Requirements | Collect every entry in the data below that contains the string "line".

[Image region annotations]
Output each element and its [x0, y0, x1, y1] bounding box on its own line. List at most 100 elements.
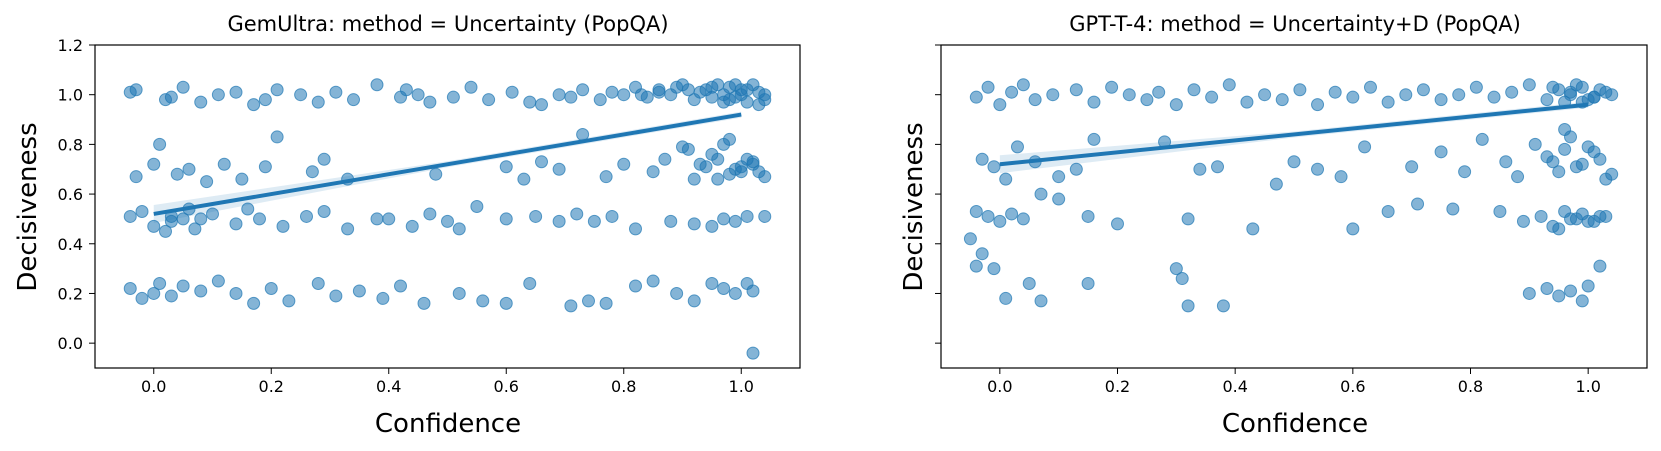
right-data-point — [1028, 93, 1042, 107]
right-data-point — [1493, 204, 1507, 218]
left-data-point — [194, 95, 208, 109]
right-chart-panel: GPT-T-4: method = Uncertainty+D (PopQA) … — [899, 12, 1648, 439]
left-data-point — [441, 214, 454, 228]
right-data-point — [1546, 155, 1560, 169]
left-y-tick-label: 0.2 — [58, 284, 83, 303]
left-data-point — [734, 160, 748, 174]
left-data-point — [147, 157, 161, 171]
right-data-point — [1016, 212, 1030, 226]
left-data-point — [164, 90, 178, 104]
left-data-point — [529, 209, 543, 223]
left-data-point — [200, 175, 214, 189]
right-data-point — [1546, 219, 1560, 233]
left-data-point — [329, 289, 343, 303]
left-data-point — [188, 222, 202, 236]
right-data-point — [1187, 83, 1201, 97]
right-data-point — [1605, 88, 1619, 102]
right-data-point — [1181, 212, 1195, 226]
left-data-point — [376, 291, 390, 305]
left-data-point — [587, 214, 601, 228]
right-data-point — [963, 232, 977, 246]
left-data-point — [687, 217, 701, 231]
left-data-point — [746, 284, 760, 298]
right-data-point — [1311, 162, 1325, 176]
left-data-point — [123, 209, 137, 223]
left-data-point — [229, 286, 243, 300]
left-y-tick-label: 0.4 — [58, 235, 83, 254]
left-data-point — [176, 279, 190, 293]
left-data-point — [159, 224, 172, 238]
left-data-point — [206, 207, 219, 221]
right-data-point — [1522, 78, 1536, 92]
left-data-point — [423, 207, 437, 221]
left-data-point — [705, 277, 719, 291]
left-data-point — [311, 277, 325, 291]
right-data-point — [1446, 202, 1460, 216]
left-data-point — [629, 279, 642, 293]
left-data-point — [646, 165, 660, 179]
left-data-point — [634, 88, 648, 102]
right-chart-title: GPT-T-4: method = Uncertainty+D (PopQA) — [1069, 12, 1521, 36]
left-plot-area: 0.0 0.2 0.4 0.6 0.8 1.0 0.0 0.2 0.4 0.6 0.8 1.0 1.2 — [58, 36, 772, 396]
right-data-point — [1499, 155, 1513, 169]
left-data-point — [264, 281, 278, 295]
right-data-point — [1005, 207, 1019, 221]
right-data-point — [1140, 93, 1154, 107]
left-y-tick-label: 1.2 — [58, 36, 83, 55]
right-data-point — [1558, 122, 1572, 136]
right-data-point — [987, 160, 1001, 174]
left-data-point — [740, 209, 754, 223]
right-data-point — [1593, 209, 1607, 223]
right-axes-frame — [940, 44, 1648, 369]
right-data-point — [1175, 272, 1189, 286]
left-data-point — [370, 78, 384, 92]
right-data-point — [999, 291, 1013, 305]
left-data-point — [329, 85, 343, 99]
right-x-tick-label: 0.8 — [1458, 377, 1483, 396]
left-data-point — [752, 98, 766, 112]
right-data-point — [1581, 214, 1595, 228]
left-data-point — [523, 277, 537, 291]
left-data-point — [129, 170, 143, 184]
left-data-point — [593, 93, 607, 107]
right-data-point — [1034, 187, 1048, 201]
right-data-point — [1181, 299, 1195, 313]
right-data-point — [1216, 299, 1230, 313]
left-data-point — [305, 165, 319, 179]
left-data-point — [153, 277, 167, 291]
right-data-point — [1458, 165, 1472, 179]
left-data-point — [294, 88, 308, 102]
left-data-point — [728, 78, 742, 92]
left-data-point — [417, 296, 431, 310]
left-data-point — [617, 157, 631, 171]
left-data-point — [746, 78, 760, 92]
left-data-point — [170, 167, 184, 181]
left-data-point — [758, 88, 772, 102]
left-data-point — [423, 95, 437, 109]
left-data-point — [564, 90, 578, 104]
left-regression-line — [153, 112, 742, 216]
left-data-point — [229, 85, 243, 99]
left-data-point — [734, 88, 748, 102]
right-data-point — [1405, 160, 1419, 174]
right-data-point — [1022, 277, 1036, 291]
left-data-point — [147, 286, 161, 300]
right-data-point — [1046, 88, 1060, 102]
right-data-point — [1169, 98, 1183, 112]
right-data-point — [1593, 152, 1607, 166]
right-data-point — [1434, 93, 1448, 107]
left-data-point — [211, 274, 225, 288]
left-x-tick-label: 0.6 — [494, 377, 519, 396]
right-plot-area: 0.0 0.2 0.4 0.6 0.8 1.0 — [935, 44, 1619, 396]
left-data-point — [446, 90, 460, 104]
left-y-tick-label: 0.0 — [58, 334, 83, 353]
left-axes-frame — [94, 44, 801, 369]
right-data-point — [1605, 167, 1619, 181]
left-data-point — [605, 209, 619, 223]
left-data-point — [194, 212, 208, 226]
left-data-point — [711, 172, 725, 186]
left-data-point — [241, 202, 255, 216]
left-data-point — [746, 155, 760, 169]
left-data-point — [123, 281, 137, 295]
right-data-point — [1311, 98, 1325, 112]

Reply |
Output each element and its [x0, y0, x1, y1] bounding box on its own line. List at most 100 elements.
left-regression-line — [153, 112, 742, 216]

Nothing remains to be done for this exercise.